Task directions: Every line in the listing below that holds the word "Header" should be returned.

Input material:
——

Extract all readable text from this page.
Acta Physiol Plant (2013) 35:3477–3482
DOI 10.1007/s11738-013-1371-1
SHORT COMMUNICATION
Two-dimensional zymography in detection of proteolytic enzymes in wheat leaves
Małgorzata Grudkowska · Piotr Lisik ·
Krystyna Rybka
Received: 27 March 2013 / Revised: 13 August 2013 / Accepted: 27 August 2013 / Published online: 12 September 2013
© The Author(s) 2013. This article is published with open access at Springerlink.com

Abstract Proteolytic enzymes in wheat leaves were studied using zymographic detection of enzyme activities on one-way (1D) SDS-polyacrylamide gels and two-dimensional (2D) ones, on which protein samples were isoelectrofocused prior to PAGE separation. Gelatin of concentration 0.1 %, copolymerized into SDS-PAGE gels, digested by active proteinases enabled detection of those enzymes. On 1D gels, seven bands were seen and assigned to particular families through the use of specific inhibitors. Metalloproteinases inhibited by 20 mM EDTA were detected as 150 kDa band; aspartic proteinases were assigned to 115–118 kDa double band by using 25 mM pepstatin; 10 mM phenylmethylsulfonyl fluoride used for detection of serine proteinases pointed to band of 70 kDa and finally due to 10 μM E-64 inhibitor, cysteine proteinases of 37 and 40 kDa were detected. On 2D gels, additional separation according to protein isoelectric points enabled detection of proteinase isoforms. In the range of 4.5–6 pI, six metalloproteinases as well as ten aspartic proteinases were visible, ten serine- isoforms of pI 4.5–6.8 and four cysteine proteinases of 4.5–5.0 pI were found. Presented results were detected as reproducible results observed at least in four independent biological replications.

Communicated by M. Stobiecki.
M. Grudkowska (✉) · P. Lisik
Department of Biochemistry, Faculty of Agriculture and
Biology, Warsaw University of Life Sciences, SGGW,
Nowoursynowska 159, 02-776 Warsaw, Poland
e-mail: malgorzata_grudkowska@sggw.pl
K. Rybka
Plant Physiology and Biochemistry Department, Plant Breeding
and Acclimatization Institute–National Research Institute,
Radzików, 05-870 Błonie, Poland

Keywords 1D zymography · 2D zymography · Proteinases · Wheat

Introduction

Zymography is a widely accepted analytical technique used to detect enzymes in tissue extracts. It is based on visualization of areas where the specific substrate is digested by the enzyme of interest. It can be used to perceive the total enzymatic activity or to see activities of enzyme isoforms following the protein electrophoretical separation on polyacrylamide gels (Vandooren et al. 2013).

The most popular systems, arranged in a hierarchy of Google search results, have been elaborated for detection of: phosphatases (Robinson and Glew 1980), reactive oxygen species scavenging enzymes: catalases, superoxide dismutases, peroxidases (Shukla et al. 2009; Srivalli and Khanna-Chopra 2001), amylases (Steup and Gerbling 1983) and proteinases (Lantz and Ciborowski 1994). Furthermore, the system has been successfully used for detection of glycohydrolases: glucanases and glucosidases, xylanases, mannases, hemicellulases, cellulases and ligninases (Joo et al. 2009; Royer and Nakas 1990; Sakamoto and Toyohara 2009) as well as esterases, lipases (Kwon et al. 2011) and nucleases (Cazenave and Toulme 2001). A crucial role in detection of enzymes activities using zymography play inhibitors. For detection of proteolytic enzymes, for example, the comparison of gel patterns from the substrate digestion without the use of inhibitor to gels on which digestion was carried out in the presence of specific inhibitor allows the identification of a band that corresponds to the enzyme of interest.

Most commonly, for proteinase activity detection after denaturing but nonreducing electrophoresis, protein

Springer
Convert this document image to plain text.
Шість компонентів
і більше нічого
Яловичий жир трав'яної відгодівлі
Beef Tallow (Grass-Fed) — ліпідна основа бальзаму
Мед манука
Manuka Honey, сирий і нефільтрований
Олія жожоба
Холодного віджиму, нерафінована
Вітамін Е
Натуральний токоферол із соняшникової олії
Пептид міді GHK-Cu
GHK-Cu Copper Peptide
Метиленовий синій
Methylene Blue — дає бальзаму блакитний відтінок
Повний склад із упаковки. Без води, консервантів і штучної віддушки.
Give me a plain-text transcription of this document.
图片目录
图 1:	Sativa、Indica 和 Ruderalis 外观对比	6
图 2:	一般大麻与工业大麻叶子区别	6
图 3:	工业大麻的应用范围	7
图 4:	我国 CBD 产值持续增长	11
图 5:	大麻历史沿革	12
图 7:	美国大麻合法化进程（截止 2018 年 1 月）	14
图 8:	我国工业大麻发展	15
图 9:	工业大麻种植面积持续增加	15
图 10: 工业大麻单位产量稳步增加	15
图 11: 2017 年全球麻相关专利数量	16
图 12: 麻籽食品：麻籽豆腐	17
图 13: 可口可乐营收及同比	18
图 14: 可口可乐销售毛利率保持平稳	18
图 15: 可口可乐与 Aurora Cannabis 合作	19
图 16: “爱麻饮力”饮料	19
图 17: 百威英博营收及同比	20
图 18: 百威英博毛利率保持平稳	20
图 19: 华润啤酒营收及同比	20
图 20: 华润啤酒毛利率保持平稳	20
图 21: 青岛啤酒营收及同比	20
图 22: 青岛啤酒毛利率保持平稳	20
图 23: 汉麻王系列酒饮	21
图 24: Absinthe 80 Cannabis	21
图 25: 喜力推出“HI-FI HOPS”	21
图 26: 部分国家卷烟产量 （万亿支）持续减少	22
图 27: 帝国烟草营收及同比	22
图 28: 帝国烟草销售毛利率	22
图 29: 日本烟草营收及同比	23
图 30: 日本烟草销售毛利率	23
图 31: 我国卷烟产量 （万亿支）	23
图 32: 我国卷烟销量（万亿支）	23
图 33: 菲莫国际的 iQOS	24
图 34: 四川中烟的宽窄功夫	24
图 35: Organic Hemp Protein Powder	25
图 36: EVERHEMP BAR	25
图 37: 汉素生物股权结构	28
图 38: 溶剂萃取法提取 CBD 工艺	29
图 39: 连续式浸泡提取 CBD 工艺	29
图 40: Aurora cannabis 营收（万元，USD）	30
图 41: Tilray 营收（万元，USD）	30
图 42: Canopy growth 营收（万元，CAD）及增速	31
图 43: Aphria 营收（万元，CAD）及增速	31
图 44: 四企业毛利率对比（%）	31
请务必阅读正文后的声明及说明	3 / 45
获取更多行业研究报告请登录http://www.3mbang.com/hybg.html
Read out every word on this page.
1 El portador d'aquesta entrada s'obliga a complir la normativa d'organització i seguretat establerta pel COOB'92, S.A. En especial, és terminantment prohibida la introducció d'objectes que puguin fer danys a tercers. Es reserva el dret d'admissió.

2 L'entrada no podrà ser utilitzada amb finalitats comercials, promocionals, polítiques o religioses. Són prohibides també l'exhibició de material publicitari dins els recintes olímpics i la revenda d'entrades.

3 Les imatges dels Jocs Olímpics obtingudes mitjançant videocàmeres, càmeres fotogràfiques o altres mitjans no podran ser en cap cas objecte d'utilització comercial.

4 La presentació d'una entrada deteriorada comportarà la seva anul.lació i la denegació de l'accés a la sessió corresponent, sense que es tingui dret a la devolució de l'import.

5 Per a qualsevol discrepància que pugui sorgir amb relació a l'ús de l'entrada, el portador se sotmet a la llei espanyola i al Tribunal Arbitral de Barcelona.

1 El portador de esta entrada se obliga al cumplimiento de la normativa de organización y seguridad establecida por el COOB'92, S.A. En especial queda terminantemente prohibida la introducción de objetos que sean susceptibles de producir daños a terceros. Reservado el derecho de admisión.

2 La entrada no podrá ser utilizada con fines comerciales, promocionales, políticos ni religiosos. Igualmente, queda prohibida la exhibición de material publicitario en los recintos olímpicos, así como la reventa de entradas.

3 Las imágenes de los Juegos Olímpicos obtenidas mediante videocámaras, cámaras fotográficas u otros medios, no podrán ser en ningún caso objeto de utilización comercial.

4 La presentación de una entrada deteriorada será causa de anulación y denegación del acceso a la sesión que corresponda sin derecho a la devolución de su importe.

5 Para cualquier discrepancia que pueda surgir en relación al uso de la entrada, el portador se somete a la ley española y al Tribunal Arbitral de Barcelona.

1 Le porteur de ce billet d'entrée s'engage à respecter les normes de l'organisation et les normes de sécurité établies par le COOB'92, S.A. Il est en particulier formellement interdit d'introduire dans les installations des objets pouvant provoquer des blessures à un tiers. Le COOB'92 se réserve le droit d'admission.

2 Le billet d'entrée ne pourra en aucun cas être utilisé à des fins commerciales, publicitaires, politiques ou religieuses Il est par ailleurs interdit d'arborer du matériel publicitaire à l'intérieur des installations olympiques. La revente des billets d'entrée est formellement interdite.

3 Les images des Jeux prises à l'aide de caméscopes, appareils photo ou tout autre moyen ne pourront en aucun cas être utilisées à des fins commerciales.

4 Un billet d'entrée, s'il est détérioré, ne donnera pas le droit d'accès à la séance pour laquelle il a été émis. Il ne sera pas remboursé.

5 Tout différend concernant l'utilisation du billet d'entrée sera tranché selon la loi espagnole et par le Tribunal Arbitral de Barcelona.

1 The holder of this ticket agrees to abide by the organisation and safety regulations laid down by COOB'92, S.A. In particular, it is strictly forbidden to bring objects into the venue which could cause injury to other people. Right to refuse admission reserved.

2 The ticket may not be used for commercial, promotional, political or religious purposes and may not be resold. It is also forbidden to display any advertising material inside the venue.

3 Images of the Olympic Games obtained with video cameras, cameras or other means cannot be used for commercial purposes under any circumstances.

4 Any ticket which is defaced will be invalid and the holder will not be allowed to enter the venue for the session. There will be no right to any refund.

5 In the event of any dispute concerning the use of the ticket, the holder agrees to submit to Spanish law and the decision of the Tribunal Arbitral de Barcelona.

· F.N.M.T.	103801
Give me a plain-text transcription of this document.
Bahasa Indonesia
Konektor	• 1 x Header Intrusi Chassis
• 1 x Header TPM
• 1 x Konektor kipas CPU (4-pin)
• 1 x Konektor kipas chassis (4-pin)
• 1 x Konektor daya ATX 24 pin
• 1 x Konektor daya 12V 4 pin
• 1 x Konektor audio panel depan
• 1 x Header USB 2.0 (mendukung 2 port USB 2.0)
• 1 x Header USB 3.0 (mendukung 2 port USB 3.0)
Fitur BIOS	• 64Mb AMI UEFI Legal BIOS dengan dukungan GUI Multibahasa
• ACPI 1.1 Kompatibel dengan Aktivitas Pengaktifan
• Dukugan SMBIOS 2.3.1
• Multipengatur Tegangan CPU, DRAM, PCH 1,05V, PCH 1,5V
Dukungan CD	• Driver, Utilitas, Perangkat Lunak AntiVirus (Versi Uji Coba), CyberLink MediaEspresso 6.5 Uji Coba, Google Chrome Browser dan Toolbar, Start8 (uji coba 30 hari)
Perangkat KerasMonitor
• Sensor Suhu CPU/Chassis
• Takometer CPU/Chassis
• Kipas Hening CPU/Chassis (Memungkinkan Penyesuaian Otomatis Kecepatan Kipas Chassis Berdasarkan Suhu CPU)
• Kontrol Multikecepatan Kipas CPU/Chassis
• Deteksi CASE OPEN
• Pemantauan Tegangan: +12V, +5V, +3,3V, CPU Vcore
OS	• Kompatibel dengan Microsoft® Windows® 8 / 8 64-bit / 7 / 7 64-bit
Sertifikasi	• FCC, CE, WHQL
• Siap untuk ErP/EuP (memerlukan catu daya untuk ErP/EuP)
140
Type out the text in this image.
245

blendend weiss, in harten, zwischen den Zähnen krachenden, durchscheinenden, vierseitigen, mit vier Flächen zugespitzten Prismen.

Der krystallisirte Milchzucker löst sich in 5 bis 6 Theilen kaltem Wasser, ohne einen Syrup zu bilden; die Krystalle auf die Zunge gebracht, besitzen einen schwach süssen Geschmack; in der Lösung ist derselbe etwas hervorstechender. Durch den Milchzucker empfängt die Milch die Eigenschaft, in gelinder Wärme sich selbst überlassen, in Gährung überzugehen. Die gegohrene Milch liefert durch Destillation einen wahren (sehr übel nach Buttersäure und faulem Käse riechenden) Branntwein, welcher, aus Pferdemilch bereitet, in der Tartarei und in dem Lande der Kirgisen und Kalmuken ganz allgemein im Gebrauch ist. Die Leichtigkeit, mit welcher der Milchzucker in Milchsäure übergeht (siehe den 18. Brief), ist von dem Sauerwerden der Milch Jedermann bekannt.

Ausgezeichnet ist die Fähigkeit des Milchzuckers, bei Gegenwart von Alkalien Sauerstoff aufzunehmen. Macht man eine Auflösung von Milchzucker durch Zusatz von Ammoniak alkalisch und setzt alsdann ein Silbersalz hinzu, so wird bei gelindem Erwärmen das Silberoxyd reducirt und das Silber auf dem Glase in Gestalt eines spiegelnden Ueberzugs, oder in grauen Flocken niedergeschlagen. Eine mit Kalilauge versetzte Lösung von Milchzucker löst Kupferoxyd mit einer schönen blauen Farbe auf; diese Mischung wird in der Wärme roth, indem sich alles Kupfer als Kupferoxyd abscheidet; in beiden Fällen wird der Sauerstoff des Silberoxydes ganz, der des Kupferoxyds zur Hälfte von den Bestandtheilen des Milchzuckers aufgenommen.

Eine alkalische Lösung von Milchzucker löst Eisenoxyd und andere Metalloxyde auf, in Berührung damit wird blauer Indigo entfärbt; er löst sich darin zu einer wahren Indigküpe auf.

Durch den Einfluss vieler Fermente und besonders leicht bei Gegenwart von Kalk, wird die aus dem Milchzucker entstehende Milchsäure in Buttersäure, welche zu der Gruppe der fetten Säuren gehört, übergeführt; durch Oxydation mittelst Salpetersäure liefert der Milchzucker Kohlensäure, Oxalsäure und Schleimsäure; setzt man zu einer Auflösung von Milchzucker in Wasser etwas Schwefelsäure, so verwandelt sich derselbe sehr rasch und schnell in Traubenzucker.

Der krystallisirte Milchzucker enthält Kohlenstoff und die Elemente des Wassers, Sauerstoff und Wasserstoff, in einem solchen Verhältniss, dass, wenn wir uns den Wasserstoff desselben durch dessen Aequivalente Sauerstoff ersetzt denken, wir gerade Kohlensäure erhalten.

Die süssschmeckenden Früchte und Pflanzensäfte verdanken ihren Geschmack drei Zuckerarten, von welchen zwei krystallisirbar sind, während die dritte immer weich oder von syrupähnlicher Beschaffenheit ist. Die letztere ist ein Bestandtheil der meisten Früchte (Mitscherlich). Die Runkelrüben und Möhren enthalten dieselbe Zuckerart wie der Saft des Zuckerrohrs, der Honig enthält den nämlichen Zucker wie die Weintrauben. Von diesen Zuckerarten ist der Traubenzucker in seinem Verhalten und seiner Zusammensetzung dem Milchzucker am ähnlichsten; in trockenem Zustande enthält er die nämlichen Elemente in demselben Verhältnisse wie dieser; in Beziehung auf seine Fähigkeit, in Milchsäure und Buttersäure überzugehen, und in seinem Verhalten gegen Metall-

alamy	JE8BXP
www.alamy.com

——

Response to this exercise:
Konektor	• 1 x Header Intrusi Chassis
• 1 x Header TPM
• 1 x Header USB 2.0 (mendukung 2 port USB 2.0)
• 1 x Header USB 3.0 (mendukung 2 port USB 3.0)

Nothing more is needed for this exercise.